• **Dataset extract**
** begin **
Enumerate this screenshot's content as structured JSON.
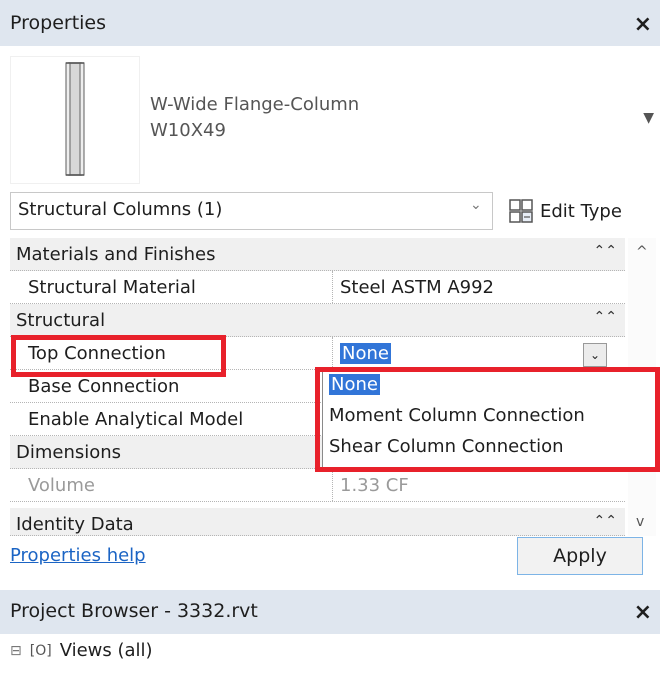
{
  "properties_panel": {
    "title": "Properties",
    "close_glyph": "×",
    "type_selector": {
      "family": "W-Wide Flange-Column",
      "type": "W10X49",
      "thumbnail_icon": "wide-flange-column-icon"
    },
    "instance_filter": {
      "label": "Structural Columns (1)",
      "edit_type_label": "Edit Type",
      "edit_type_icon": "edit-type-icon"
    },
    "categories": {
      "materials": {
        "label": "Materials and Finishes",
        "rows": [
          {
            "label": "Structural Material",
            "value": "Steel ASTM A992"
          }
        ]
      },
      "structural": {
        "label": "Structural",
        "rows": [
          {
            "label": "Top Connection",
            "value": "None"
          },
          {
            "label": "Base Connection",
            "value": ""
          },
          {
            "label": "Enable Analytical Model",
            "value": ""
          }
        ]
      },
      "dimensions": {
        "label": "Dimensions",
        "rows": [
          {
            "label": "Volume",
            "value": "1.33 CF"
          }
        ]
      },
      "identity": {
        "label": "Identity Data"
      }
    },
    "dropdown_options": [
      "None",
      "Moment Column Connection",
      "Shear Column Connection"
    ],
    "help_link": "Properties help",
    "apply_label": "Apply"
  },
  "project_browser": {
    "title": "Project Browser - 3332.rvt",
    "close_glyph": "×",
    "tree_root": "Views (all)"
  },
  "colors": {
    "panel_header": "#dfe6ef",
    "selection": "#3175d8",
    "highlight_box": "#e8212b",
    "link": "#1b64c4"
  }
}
** end **
• **The request**
Would you mind returning each entry above word for word, skipping the images?

• **Output of the exercise**
Enumerate this screenshot's content as structured JSON.
{
  "properties_panel": {
    "title": "Properties",
    "close_glyph": "×",
    "type_selector": {
      "family": "W-Wide Flange-Column",
      "type": "W10X49",
      "thumbnail_icon": "wide-flange-column-icon"
    },
    "instance_filter": {
      "label": "Structural Columns (1)",
      "edit_type_label": "Edit Type",
      "edit_type_icon": "edit-type-icon"
    },
    "categories": {
      "materials": {
        "label": "Materials and Finishes",
        "rows": [
          {
            "label": "Structural Material",
            "value": "Steel ASTM A992"
          }
        ]
      },
      "structural": {
        "label": "Structural",
        "rows": [
          {
            "label": "Top Connection",
            "value": "None"
          },
          {
            "label": "Base Connection",
            "value": ""
          },
          {
            "label": "Enable Analytical Model",
            "value": ""
          }
        ]
      },
      "dimensions": {
        "label": "Dimensions",
        "rows": [
          {
            "label": "Volume",
            "value": "1.33 CF"
          }
        ]
      },
      "identity": {
        "label": "Identity Data"
      }
    },
    "dropdown_options": [
      "None",
      "Moment Column Connection",
      "Shear Column Connection"
    ],
    "help_link": "Properties help",
    "apply_label": "Apply"
  },
  "project_browser": {
    "title": "Project Browser - 3332.rvt",
    "close_glyph": "×",
    "tree_root": "Views (all)"
  },
  "colors": {
    "panel_header": "#dfe6ef",
    "selection": "#3175d8",
    "highlight_box": "#e8212b",
    "link": "#1b64c4"
  }
}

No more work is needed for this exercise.